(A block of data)
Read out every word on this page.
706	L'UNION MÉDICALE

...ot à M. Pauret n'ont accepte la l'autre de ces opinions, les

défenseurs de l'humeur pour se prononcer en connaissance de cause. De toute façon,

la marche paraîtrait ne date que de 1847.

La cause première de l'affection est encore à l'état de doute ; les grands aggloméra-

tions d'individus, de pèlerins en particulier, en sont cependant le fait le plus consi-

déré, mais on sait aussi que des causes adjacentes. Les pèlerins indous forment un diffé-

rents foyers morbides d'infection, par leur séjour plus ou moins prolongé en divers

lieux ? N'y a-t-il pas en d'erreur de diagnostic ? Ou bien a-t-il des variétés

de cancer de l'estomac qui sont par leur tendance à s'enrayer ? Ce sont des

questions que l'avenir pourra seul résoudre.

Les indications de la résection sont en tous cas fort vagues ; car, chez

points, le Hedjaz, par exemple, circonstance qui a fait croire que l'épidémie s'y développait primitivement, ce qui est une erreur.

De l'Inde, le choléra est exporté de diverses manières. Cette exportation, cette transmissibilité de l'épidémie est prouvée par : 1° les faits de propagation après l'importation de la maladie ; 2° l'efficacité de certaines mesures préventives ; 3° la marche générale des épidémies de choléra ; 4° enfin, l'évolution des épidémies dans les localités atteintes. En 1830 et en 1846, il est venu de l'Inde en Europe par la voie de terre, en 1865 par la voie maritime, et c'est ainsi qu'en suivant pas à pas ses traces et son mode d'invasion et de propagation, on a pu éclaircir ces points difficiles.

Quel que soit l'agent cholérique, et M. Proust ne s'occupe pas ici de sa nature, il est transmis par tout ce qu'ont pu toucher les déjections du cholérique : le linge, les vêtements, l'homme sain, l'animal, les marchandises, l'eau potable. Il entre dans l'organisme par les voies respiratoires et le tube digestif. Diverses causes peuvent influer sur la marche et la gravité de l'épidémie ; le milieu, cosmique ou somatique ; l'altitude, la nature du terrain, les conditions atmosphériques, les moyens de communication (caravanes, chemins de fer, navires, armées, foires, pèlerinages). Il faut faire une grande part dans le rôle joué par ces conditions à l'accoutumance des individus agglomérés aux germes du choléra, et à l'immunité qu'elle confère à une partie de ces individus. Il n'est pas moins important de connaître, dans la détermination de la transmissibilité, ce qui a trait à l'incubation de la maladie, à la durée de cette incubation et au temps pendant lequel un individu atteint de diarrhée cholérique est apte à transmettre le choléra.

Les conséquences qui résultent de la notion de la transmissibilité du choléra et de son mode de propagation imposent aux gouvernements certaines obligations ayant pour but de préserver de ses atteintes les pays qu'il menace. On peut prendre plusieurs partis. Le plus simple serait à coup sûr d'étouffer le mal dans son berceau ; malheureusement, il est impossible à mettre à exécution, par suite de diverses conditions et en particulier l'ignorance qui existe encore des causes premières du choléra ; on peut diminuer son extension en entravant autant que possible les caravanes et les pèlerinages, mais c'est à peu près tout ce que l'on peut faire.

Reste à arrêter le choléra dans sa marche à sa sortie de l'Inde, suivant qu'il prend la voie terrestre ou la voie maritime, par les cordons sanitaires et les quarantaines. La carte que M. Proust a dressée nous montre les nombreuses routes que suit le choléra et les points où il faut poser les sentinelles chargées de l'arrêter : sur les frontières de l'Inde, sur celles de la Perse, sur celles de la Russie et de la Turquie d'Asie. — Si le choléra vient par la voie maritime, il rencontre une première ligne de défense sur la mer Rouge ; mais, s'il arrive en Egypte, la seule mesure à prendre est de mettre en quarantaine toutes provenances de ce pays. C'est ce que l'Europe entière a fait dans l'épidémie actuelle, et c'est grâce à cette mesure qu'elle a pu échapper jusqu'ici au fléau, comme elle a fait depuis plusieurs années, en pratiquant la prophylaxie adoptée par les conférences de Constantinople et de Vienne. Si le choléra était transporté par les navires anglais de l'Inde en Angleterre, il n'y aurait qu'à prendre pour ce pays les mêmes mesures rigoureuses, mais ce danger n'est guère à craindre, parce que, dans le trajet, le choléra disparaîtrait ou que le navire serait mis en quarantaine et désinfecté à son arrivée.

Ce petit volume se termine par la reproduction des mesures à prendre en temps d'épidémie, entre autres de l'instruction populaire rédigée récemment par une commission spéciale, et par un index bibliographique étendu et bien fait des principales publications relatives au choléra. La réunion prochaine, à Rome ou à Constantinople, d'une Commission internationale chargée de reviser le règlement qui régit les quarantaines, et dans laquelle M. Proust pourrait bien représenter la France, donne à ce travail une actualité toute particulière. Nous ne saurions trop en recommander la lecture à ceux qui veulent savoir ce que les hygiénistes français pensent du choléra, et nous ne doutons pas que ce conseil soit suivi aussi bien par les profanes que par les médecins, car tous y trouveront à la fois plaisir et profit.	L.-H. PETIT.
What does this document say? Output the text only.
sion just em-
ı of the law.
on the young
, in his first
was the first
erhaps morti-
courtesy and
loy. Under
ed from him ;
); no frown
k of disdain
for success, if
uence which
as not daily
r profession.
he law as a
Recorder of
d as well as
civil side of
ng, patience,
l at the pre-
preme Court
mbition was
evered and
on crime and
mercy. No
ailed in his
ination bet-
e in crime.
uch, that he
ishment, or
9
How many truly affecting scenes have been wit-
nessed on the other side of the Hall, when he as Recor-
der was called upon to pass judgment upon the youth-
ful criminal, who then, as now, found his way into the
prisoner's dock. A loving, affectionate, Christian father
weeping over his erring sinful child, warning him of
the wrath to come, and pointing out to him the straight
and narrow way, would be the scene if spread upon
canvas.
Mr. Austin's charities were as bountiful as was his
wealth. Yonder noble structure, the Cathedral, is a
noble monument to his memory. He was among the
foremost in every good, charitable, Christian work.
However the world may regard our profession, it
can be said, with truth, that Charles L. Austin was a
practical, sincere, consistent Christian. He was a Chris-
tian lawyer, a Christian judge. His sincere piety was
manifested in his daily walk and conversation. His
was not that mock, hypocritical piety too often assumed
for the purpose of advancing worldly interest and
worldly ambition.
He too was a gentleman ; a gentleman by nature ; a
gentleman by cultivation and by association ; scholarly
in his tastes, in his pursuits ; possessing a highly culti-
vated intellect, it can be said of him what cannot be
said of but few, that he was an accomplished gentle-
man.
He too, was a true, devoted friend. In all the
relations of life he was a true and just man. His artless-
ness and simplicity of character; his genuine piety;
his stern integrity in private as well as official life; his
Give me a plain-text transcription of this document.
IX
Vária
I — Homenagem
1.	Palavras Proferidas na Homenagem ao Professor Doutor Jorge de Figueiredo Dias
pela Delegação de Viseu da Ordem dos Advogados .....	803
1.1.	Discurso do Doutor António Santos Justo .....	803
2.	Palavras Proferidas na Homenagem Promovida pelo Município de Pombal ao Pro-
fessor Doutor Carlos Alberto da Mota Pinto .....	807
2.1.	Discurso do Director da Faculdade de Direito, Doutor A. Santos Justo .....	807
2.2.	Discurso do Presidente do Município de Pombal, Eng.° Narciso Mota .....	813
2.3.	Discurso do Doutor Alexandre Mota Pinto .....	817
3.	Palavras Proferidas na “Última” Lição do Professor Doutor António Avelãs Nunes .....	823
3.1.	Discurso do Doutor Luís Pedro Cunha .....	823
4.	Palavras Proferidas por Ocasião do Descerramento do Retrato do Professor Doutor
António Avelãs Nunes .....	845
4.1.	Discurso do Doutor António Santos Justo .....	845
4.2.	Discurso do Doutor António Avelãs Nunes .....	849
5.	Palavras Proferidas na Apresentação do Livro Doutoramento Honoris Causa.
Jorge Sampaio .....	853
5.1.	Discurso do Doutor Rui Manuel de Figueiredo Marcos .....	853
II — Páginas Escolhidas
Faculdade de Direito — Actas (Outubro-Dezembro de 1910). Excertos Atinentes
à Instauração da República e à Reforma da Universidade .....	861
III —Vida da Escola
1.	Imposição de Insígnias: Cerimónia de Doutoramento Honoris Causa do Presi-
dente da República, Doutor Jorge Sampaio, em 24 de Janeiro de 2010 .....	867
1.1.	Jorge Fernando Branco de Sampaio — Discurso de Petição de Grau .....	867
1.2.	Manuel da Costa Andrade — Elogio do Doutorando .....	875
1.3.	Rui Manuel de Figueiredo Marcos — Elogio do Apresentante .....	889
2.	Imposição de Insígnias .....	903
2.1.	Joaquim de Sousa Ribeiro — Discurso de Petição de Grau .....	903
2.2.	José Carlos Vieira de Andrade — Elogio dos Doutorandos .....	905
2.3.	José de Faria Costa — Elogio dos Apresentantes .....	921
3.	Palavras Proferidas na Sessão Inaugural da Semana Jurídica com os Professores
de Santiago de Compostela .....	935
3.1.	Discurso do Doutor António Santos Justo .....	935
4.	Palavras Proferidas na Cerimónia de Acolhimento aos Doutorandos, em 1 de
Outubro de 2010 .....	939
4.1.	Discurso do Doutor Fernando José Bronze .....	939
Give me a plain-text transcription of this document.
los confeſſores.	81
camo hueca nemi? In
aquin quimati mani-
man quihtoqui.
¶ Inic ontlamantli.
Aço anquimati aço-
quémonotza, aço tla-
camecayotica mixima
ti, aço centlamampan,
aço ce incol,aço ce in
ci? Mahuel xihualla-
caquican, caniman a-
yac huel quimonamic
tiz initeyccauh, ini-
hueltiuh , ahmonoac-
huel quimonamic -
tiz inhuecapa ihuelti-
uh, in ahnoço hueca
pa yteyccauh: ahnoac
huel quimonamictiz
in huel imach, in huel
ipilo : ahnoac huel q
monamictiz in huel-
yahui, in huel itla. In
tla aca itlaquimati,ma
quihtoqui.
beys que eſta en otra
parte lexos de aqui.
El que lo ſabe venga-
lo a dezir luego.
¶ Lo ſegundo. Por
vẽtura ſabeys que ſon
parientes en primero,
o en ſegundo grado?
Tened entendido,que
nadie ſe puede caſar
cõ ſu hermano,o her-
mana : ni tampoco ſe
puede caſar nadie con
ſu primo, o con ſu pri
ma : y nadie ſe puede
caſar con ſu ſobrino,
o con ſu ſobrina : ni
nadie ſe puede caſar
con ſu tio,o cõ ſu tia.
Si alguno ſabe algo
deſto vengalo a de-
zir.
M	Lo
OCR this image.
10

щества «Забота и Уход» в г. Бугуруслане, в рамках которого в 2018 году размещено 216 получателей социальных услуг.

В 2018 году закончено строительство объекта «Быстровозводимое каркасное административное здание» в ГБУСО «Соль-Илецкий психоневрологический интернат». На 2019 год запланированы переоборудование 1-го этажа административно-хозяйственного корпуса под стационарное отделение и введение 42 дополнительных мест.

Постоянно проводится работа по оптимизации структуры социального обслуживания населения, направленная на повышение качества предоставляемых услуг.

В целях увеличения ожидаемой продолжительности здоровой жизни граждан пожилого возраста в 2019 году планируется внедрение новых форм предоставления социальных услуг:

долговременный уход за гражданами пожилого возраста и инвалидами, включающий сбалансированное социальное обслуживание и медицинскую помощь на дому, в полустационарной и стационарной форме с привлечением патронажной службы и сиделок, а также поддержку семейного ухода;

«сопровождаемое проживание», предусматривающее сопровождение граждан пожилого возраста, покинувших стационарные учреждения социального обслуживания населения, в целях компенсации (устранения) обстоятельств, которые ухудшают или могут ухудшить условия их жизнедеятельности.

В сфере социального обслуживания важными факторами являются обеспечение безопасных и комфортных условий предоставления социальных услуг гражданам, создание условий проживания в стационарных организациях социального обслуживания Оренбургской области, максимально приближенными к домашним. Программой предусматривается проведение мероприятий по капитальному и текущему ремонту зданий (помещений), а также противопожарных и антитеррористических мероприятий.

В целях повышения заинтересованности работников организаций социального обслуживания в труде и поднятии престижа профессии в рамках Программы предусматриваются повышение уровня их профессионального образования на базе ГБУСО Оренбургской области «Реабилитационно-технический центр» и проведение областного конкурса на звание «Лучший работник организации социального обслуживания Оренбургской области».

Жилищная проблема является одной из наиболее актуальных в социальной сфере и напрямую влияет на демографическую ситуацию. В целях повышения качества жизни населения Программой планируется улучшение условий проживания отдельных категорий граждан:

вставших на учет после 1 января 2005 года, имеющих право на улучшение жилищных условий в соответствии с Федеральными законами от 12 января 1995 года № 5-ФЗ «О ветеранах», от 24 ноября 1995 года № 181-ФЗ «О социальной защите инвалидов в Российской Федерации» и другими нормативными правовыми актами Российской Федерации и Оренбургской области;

- **Task prompt**: Say how many lines of the material contain the word "Petição", with no other text.

- **Problem solution**: 2